● **Brief**:
Select from the records below every line that has the word "name" in it.

● **Data for this exercise**:

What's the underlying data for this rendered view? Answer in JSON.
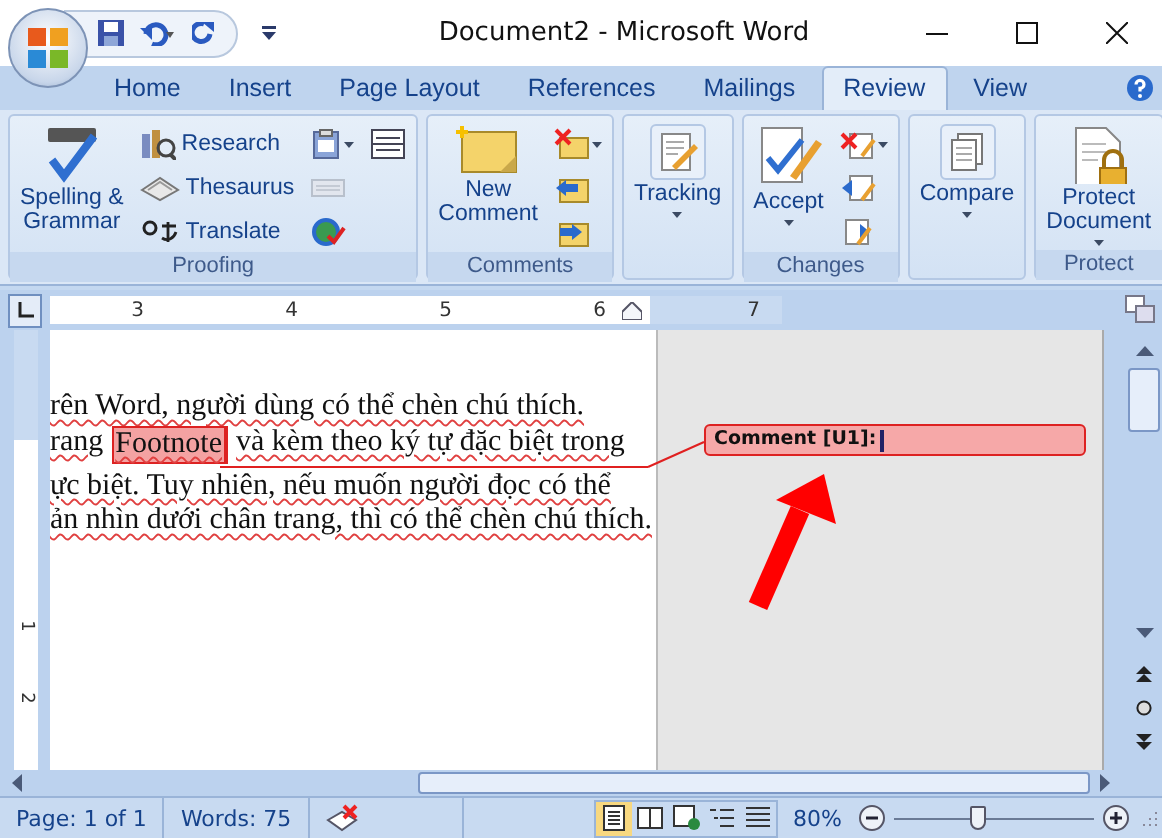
{
  "window": {
    "title": "Document2 - Microsoft Word"
  },
  "tabs": [
    {
      "label": "Home",
      "selected": false
    },
    {
      "label": "Insert",
      "selected": false
    },
    {
      "label": "Page Layout",
      "selected": false
    },
    {
      "label": "References",
      "selected": false
    },
    {
      "label": "Mailings",
      "selected": false
    },
    {
      "label": "Review",
      "selected": true
    },
    {
      "label": "View",
      "selected": false
    }
  ],
  "ribbon": {
    "groups": [
      {
        "label": "Proofing",
        "buttons": [
          {
            "kind": "large",
            "label": "Spelling &\nGrammar"
          },
          {
            "kind": "small",
            "label": "Research"
          },
          {
            "kind": "small",
            "label": "Thesaurus"
          },
          {
            "kind": "small",
            "label": "Translate"
          },
          {
            "kind": "icon",
            "dropdown": true
          },
          {
            "kind": "icon",
            "dropdown": false
          },
          {
            "kind": "icon",
            "dropdown": false
          },
          {
            "kind": "icon",
            "dropdown": false
          }
        ]
      },
      {
        "label": "Comments",
        "buttons": [
          {
            "kind": "large",
            "label": "New\nComment"
          },
          {
            "kind": "icon",
            "dropdown": true
          },
          {
            "kind": "icon",
            "dropdown": false
          },
          {
            "kind": "icon",
            "dropdown": false
          }
        ]
      },
      {
        "buttons": [
          {
            "kind": "large",
            "label": "Tracking",
            "dropdown": true
          }
        ]
      },
      {
        "label": "Changes",
        "buttons": [
          {
            "kind": "large",
            "label": "Accept",
            "dropdown": true
          },
          {
            "kind": "icon",
            "dropdown": true
          },
          {
            "kind": "icon",
            "dropdown": false
          },
          {
            "kind": "icon",
            "dropdown": false
          }
        ]
      },
      {
        "buttons": [
          {
            "kind": "large",
            "label": "Compare",
            "dropdown": true
          }
        ]
      },
      {
        "label": "Protect",
        "buttons": [
          {
            "kind": "large",
            "label": "Protect\nDocument",
            "dropdown": true
          }
        ]
      }
    ]
  },
  "ruler": {
    "horizontal": [
      "3",
      "4",
      "5",
      "6",
      "7"
    ],
    "vertical": [
      "1",
      "2"
    ]
  },
  "document": {
    "lines": [
      {
        "text": "rên Word, người dùng có thể chèn chú thích."
      },
      {
        "before": "rang",
        "anchor": "Footnote",
        "after": "và kèm theo ký tự đặc biệt trong"
      },
      {
        "text": "ực biệt. Tuy nhiên, nếu muốn người đọc có thể"
      },
      {
        "text": "ản nhìn dưới chân trang, thì có thể chèn chú thích."
      }
    ],
    "comment": {
      "label": "Comment [U1]:"
    }
  },
  "status_bar": {
    "page": "Page: 1 of 1",
    "words": "Words: 75",
    "views": [
      {
        "selected": true
      },
      {
        "selected": false
      },
      {
        "selected": false
      },
      {
        "selected": false
      },
      {
        "selected": false
      }
    ],
    "zoom": {
      "label": "80%",
      "level": 0.42
    }
  }
}
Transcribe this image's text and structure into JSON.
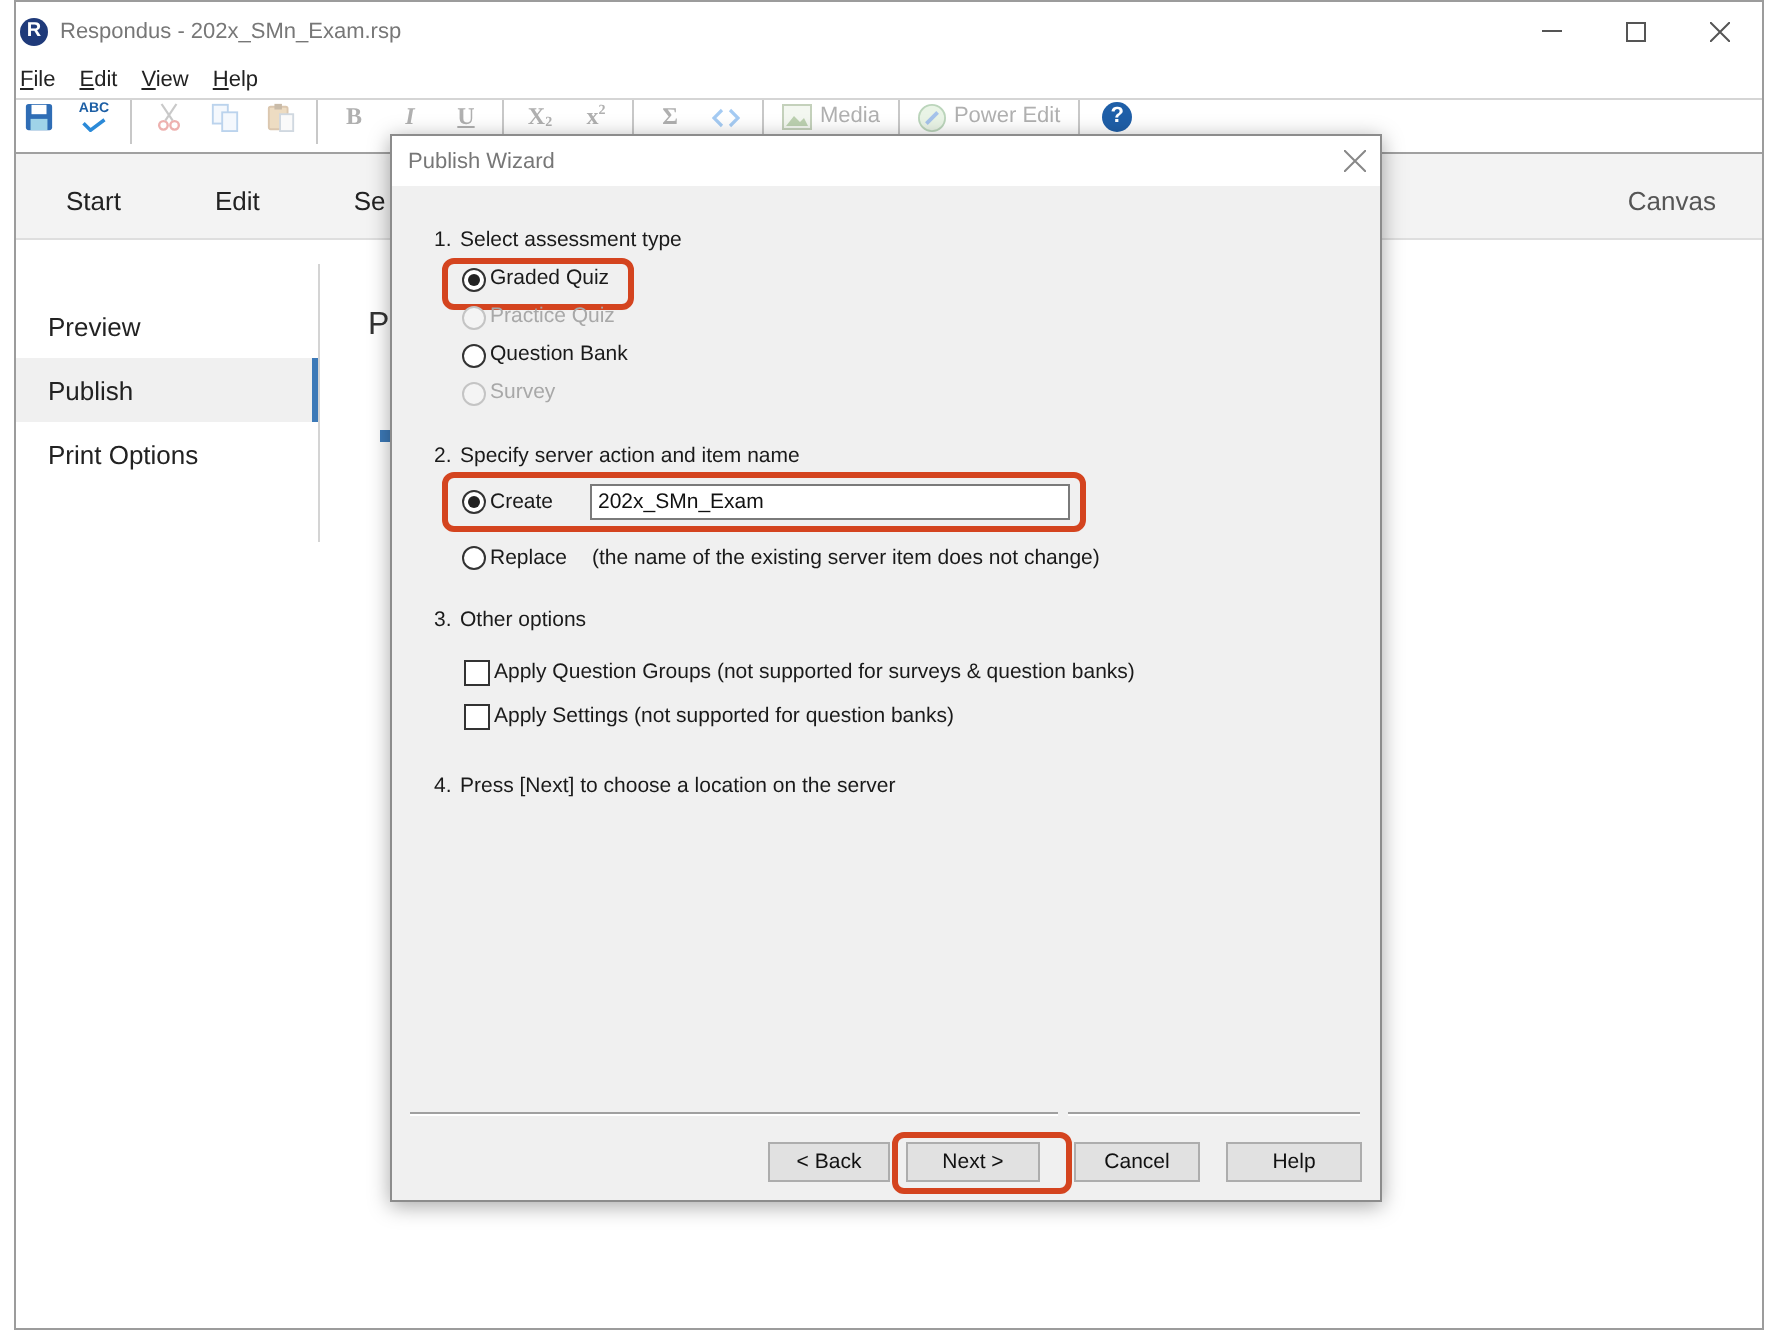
{
  "window": {
    "logo": "R",
    "title": "Respondus - 202x_SMn_Exam.rsp"
  },
  "menu": [
    "File",
    "Edit",
    "View",
    "Help"
  ],
  "toolbar": [
    {
      "kind": "save",
      "disabled": false
    },
    {
      "kind": "spellcheck",
      "label": "ABC",
      "disabled": false
    },
    {
      "kind": "separator"
    },
    {
      "kind": "cut",
      "disabled": true
    },
    {
      "kind": "copy",
      "disabled": true
    },
    {
      "kind": "paste",
      "disabled": true
    },
    {
      "kind": "separator"
    },
    {
      "kind": "bold",
      "label": "B",
      "disabled": true
    },
    {
      "kind": "italic",
      "label": "I",
      "disabled": true
    },
    {
      "kind": "underline",
      "label": "U",
      "disabled": true
    },
    {
      "kind": "separator"
    },
    {
      "kind": "subscript",
      "label": "X$_{2}$",
      "disabled": true
    },
    {
      "kind": "superscript",
      "label": "x$^{2}$",
      "disabled": true
    },
    {
      "kind": "separator"
    },
    {
      "kind": "sum",
      "label": "Σ",
      "disabled": true
    },
    {
      "kind": "code",
      "disabled": true
    },
    {
      "kind": "separator"
    },
    {
      "kind": "media",
      "label": "Media",
      "disabled": true
    },
    {
      "kind": "separator"
    },
    {
      "kind": "power_edit",
      "label": "Power Edit",
      "disabled": true
    },
    {
      "kind": "separator"
    },
    {
      "kind": "help",
      "label": "?",
      "disabled": false
    }
  ],
  "tabs": [
    {
      "label": "Start",
      "selected": false
    },
    {
      "label": "Edit",
      "selected": false
    },
    {
      "label": "Se",
      "selected": false
    }
  ],
  "lms": "Canvas",
  "sidebar": {
    "items": [
      {
        "label": "Preview",
        "selected": false
      },
      {
        "label": "Publish",
        "selected": true
      },
      {
        "label": "Print Options",
        "selected": false
      }
    ]
  },
  "content": {
    "heading": "P"
  },
  "dialog": {
    "title": "Publish Wizard",
    "sections": [
      {
        "number": "1.",
        "title": "Select assessment type",
        "options": [
          {
            "kind": "radio",
            "label": "Graded Quiz",
            "selected": true,
            "disabled": false,
            "highlighted": true
          },
          {
            "kind": "radio",
            "label": "Practice Quiz",
            "selected": false,
            "disabled": true,
            "highlighted": false
          },
          {
            "kind": "radio",
            "label": "Question Bank",
            "selected": false,
            "disabled": false,
            "highlighted": false
          },
          {
            "kind": "radio",
            "label": "Survey",
            "selected": false,
            "disabled": true,
            "highlighted": false
          }
        ]
      },
      {
        "number": "2.",
        "title": "Specify server action and item name",
        "options": [
          {
            "kind": "radio",
            "label": "Create",
            "selected": true,
            "disabled": false,
            "highlighted": true,
            "value": "202x_SMn_Exam"
          },
          {
            "kind": "radio",
            "label": "Replace",
            "selected": false,
            "disabled": false,
            "highlighted": false,
            "note": "(the name of the existing server item does not change)"
          }
        ]
      },
      {
        "number": "3.",
        "title": "Other options",
        "options": [
          {
            "kind": "checkbox",
            "label": "Apply Question Groups (not supported for surveys & question banks)",
            "checked": false,
            "highlighted": false
          },
          {
            "kind": "checkbox",
            "label": "Apply Settings (not supported for question banks)",
            "checked": false,
            "highlighted": false
          }
        ]
      },
      {
        "number": "4.",
        "title": "Press [Next] to choose a location on the server"
      }
    ],
    "buttons": [
      {
        "label": "< Back",
        "highlighted": false
      },
      {
        "label": "Next >",
        "highlighted": true
      },
      {
        "label": "Cancel",
        "highlighted": false
      },
      {
        "label": "Help",
        "highlighted": false
      }
    ]
  }
}
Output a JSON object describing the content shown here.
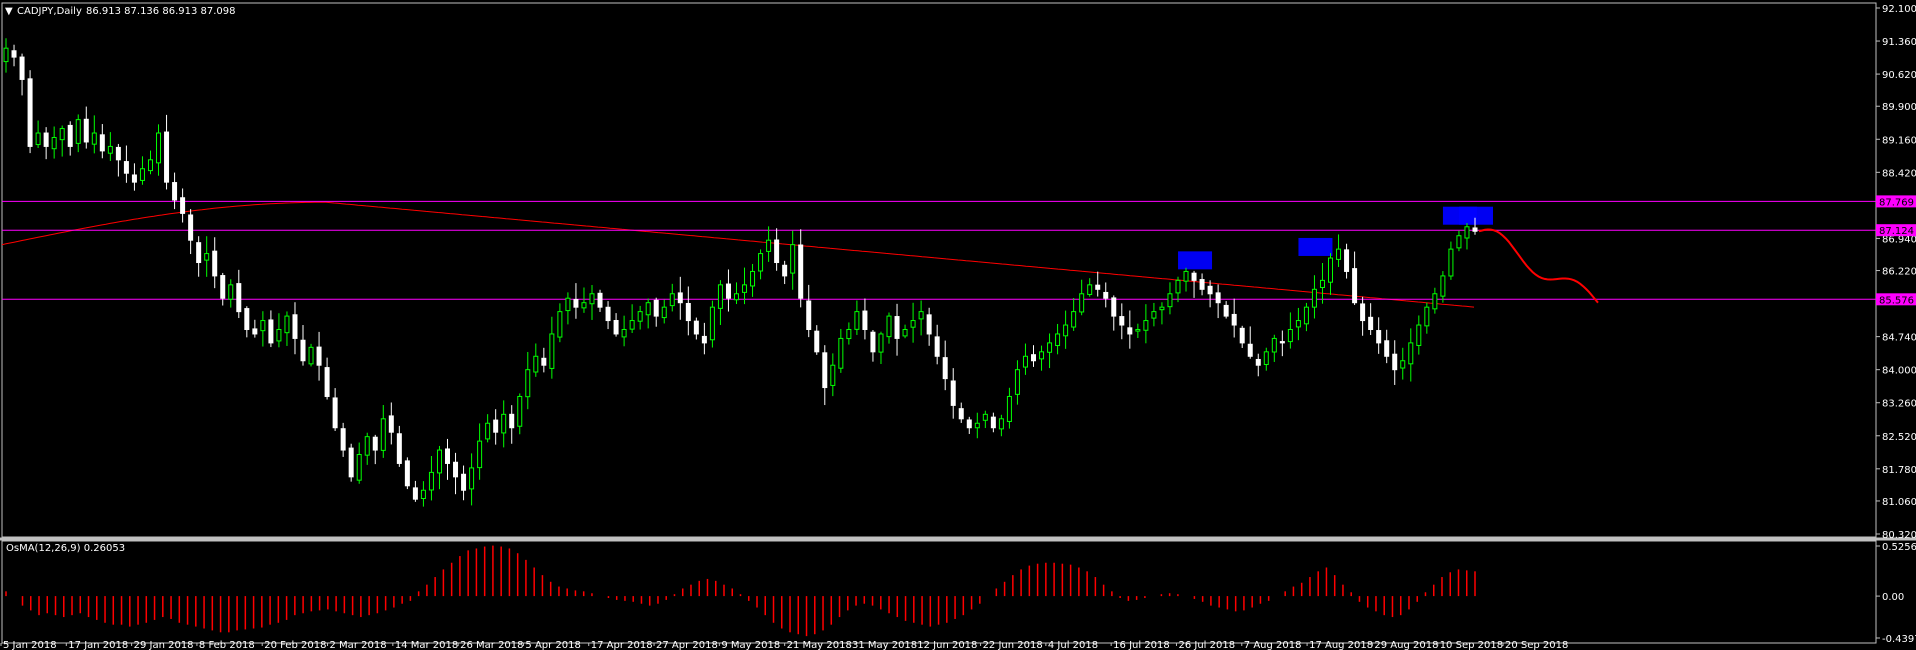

● **Solved exercise**:
        "title": "Specify server action and item name",
            "note": "(the name of the existing server item does not change)"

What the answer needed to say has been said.